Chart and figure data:
________________________

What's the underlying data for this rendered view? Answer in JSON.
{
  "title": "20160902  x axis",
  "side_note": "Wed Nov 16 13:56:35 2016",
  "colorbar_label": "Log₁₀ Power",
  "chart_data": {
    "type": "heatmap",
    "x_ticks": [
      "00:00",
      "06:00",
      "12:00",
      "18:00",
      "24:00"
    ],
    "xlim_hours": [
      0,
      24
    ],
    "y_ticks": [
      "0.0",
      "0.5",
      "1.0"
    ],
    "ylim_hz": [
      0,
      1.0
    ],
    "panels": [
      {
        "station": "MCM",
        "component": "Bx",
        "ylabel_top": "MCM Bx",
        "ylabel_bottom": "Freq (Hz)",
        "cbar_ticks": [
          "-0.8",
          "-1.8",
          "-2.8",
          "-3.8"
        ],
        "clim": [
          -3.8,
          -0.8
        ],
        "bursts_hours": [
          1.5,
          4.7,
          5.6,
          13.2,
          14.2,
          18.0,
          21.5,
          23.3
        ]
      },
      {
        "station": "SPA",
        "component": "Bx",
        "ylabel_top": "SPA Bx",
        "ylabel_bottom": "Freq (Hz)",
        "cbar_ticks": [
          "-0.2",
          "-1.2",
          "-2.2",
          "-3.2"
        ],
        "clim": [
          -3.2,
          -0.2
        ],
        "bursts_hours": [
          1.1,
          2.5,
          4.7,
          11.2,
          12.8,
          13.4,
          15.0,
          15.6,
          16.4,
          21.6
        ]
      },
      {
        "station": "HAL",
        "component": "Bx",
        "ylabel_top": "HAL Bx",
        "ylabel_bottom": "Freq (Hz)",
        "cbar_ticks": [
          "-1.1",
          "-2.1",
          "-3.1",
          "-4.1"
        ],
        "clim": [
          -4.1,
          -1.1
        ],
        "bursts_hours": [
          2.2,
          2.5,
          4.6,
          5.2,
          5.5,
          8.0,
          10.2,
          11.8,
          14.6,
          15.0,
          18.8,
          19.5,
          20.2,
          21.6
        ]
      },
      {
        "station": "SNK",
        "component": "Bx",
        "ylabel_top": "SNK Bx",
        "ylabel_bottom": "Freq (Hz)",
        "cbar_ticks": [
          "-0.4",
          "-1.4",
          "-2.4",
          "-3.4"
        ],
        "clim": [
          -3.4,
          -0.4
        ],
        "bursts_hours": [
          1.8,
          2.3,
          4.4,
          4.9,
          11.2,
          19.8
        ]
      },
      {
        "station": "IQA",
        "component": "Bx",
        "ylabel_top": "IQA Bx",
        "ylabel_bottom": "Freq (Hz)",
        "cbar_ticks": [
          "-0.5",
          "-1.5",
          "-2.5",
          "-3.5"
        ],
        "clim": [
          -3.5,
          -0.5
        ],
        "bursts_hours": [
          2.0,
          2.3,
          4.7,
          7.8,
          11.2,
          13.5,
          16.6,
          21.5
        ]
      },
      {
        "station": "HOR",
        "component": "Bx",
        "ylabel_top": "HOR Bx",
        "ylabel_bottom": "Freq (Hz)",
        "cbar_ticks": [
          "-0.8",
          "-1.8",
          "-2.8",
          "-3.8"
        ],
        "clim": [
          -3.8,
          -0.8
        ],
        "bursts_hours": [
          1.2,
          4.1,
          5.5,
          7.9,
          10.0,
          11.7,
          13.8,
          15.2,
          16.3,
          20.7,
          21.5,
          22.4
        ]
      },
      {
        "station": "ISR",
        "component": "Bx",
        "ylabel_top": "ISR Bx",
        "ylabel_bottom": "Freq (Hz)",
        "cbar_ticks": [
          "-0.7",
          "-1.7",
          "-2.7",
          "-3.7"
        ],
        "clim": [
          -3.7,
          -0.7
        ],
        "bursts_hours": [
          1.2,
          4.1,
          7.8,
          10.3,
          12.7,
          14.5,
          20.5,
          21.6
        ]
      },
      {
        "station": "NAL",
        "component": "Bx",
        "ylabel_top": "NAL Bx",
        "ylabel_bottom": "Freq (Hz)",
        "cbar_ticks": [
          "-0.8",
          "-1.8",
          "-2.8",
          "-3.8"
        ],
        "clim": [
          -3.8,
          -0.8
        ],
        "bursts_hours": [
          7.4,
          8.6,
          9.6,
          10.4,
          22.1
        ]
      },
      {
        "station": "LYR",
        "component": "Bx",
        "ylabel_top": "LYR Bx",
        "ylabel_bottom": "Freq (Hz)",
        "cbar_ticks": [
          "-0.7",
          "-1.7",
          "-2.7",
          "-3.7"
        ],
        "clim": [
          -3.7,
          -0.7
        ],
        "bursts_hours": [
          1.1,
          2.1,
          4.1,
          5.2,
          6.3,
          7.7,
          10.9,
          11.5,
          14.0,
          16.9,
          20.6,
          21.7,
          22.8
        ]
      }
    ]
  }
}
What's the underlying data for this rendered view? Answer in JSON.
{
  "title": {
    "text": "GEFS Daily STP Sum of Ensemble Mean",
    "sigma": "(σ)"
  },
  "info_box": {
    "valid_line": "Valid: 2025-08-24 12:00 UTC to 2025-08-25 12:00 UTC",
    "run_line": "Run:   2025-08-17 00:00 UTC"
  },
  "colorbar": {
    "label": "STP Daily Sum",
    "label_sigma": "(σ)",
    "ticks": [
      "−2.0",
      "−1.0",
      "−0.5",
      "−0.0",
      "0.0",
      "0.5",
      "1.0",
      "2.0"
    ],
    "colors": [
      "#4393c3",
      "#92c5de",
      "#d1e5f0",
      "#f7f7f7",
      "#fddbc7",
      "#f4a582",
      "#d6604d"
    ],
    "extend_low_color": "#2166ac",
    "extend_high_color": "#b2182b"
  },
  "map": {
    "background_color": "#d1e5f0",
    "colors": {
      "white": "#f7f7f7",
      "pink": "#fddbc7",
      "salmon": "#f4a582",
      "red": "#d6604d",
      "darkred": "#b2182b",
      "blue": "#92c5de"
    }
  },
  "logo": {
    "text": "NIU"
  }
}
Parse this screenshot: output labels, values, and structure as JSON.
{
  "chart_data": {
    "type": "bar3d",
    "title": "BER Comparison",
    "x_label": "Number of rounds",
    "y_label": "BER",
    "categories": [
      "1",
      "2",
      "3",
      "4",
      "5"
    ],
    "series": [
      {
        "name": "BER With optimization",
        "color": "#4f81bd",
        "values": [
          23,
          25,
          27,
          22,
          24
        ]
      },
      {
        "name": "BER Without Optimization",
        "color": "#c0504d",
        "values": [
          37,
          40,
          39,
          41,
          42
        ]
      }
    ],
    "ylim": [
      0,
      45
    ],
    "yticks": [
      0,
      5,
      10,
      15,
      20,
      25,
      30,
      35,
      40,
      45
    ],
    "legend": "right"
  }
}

________________________

▶ [DIRECTION]: Each line of the material should be echoed exactly.

▶ [FINAL ANSWER]:
What's the underlying data for this rendered view? Answer in JSON.
{
  "title": "20160902  x axis",
  "side_note": "Wed Nov 16 13:56:35 2016",
  "colorbar_label": "Log₁₀ Power",
  "chart_data": {
    "type": "heatmap",
    "x_ticks": [
      "00:00",
      "06:00",
      "12:00",
      "18:00",
      "24:00"
    ],
    "xlim_hours": [
      0,
      24
    ],
    "y_ticks": [
      "0.0",
      "0.5",
      "1.0"
    ],
    "ylim_hz": [
      0,
      1.0
    ],
    "panels": [
      {
        "station": "MCM",
        "component": "Bx",
        "ylabel_top": "MCM Bx",
        "ylabel_bottom": "Freq (Hz)",
        "cbar_ticks": [
          "-0.8",
          "-1.8",
          "-2.8",
          "-3.8"
        ],
        "clim": [
          -3.8,
          -0.8
        ],
        "bursts_hours": [
          1.5,
          4.7,
          5.6,
          13.2,
          14.2,
          18.0,
          21.5,
          23.3
        ]
      },
      {
        "station": "SPA",
        "component": "Bx",
        "ylabel_top": "SPA Bx",
        "ylabel_bottom": "Freq (Hz)",
        "cbar_ticks": [
          "-0.2",
          "-1.2",
          "-2.2",
          "-3.2"
        ],
        "clim": [
          -3.2,
          -0.2
        ],
        "bursts_hours": [
          1.1,
          2.5,
          4.7,
          11.2,
          12.8,
          13.4,
          15.0,
          15.6,
          16.4,
          21.6
        ]
      },
      {
        "station": "HAL",
        "component": "Bx",
        "ylabel_top": "HAL Bx",
        "ylabel_bottom": "Freq (Hz)",
        "cbar_ticks": [
          "-1.1",
          "-2.1",
          "-3.1",
          "-4.1"
        ],
        "clim": [
          -4.1,
          -1.1
        ],
        "bursts_hours": [
          2.2,
          2.5,
          4.6,
          5.2,
          5.5,
          8.0,
          10.2,
          11.8,
          14.6,
          15.0,
          18.8,
          19.5,
          20.2,
          21.6
        ]
      },
      {
        "station": "SNK",
        "component": "Bx",
        "ylabel_top": "SNK Bx",
        "ylabel_bottom": "Freq (Hz)",
        "cbar_ticks": [
          "-0.4",
          "-1.4",
          "-2.4",
          "-3.4"
        ],
        "clim": [
          -3.4,
          -0.4
        ],
        "bursts_hours": [
          1.8,
          2.3,
          4.4,
          4.9,
          11.2,
          19.8
        ]
      },
      {
        "station": "IQA",
        "component": "Bx",
        "ylabel_top": "IQA Bx",
        "ylabel_bottom": "Freq (Hz)",
        "cbar_ticks": [
          "-0.5",
          "-1.5",
          "-2.5",
          "-3.5"
        ],
        "clim": [
          -3.5,
          -0.5
        ],
        "bursts_hours": [
          2.0,
          2.3,
          4.7,
          7.8,
          11.2,
          13.5,
          16.6,
          21.5
        ]
      },
      {
        "station": "HOR",
        "component": "Bx",
        "ylabel_top": "HOR Bx",
        "ylabel_bottom": "Freq (Hz)",
        "cbar_ticks": [
          "-0.8",
          "-1.8",
          "-2.8",
          "-3.8"
        ],
        "clim": [
          -3.8,
          -0.8
        ],
        "bursts_hours": [
          1.2,
          4.1,
          5.5,
          7.9,
          10.0,
          11.7,
          13.8,
          15.2,
          16.3,
          20.7,
          21.5,
          22.4
        ]
      },
      {
        "station": "ISR",
        "component": "Bx",
        "ylabel_top": "ISR Bx",
        "ylabel_bottom": "Freq (Hz)",
        "cbar_ticks": [
          "-0.7",
          "-1.7",
          "-2.7",
          "-3.7"
        ],
        "clim": [
          -3.7,
          -0.7
        ],
        "bursts_hours": [
          1.2,
          4.1,
          7.8,
          10.3,
          12.7,
          14.5,
          20.5,
          21.6
        ]
      },
      {
        "station": "NAL",
        "component": "Bx",
        "ylabel_top": "NAL Bx",
        "ylabel_bottom": "Freq (Hz)",
        "cbar_ticks": [
          "-0.8",
          "-1.8",
          "-2.8",
          "-3.8"
        ],
        "clim": [
          -3.8,
          -0.8
        ],
        "bursts_hours": [
          7.4,
          8.6,
          9.6,
          10.4,
          22.1
        ]
      },
      {
        "station": "LYR",
        "component": "Bx",
        "ylabel_top": "LYR Bx",
        "ylabel_bottom": "Freq (Hz)",
        "cbar_ticks": [
          "-0.7",
          "-1.7",
          "-2.7",
          "-3.7"
        ],
        "clim": [
          -3.7,
          -0.7
        ],
        "bursts_hours": [
          1.1,
          2.1,
          4.1,
          5.2,
          6.3,
          7.7,
          10.9,
          11.5,
          14.0,
          16.9,
          20.6,
          21.7,
          22.8
        ]
      }
    ]
  }
}
What's the underlying data for this rendered view? Answer in JSON.
{
  "title": {
    "text": "GEFS Daily STP Sum of Ensemble Mean",
    "sigma": "(σ)"
  },
  "info_box": {
    "valid_line": "Valid: 2025-08-24 12:00 UTC to 2025-08-25 12:00 UTC",
    "run_line": "Run:   2025-08-17 00:00 UTC"
  },
  "colorbar": {
    "label": "STP Daily Sum",
    "label_sigma": "(σ)",
    "ticks": [
      "−2.0",
      "−1.0",
      "−0.5",
      "−0.0",
      "0.0",
      "0.5",
      "1.0",
      "2.0"
    ],
    "colors": [
      "#4393c3",
      "#92c5de",
      "#d1e5f0",
      "#f7f7f7",
      "#fddbc7",
      "#f4a582",
      "#d6604d"
    ],
    "extend_low_color": "#2166ac",
    "extend_high_color": "#b2182b"
  },
  "map": {
    "background_color": "#d1e5f0",
    "colors": {
      "white": "#f7f7f7",
      "pink": "#fddbc7",
      "salmon": "#f4a582",
      "red": "#d6604d",
      "darkred": "#b2182b",
      "blue": "#92c5de"
    }
  },
  "logo": {
    "text": "NIU"
  }
}
Parse this screenshot: output labels, values, and structure as JSON.
{
  "chart_data": {
    "type": "bar3d",
    "title": "BER Comparison",
    "x_label": "Number of rounds",
    "y_label": "BER",
    "categories": [
      "1",
      "2",
      "3",
      "4",
      "5"
    ],
    "series": [
      {
        "name": "BER With optimization",
        "color": "#4f81bd",
        "values": [
          23,
          25,
          27,
          22,
          24
        ]
      },
      {
        "name": "BER Without Optimization",
        "color": "#c0504d",
        "values": [
          37,
          40,
          39,
          41,
          42
        ]
      }
    ],
    "ylim": [
      0,
      45
    ],
    "yticks": [
      0,
      5,
      10,
      15,
      20,
      25,
      30,
      35,
      40,
      45
    ],
    "legend": "right"
  }
}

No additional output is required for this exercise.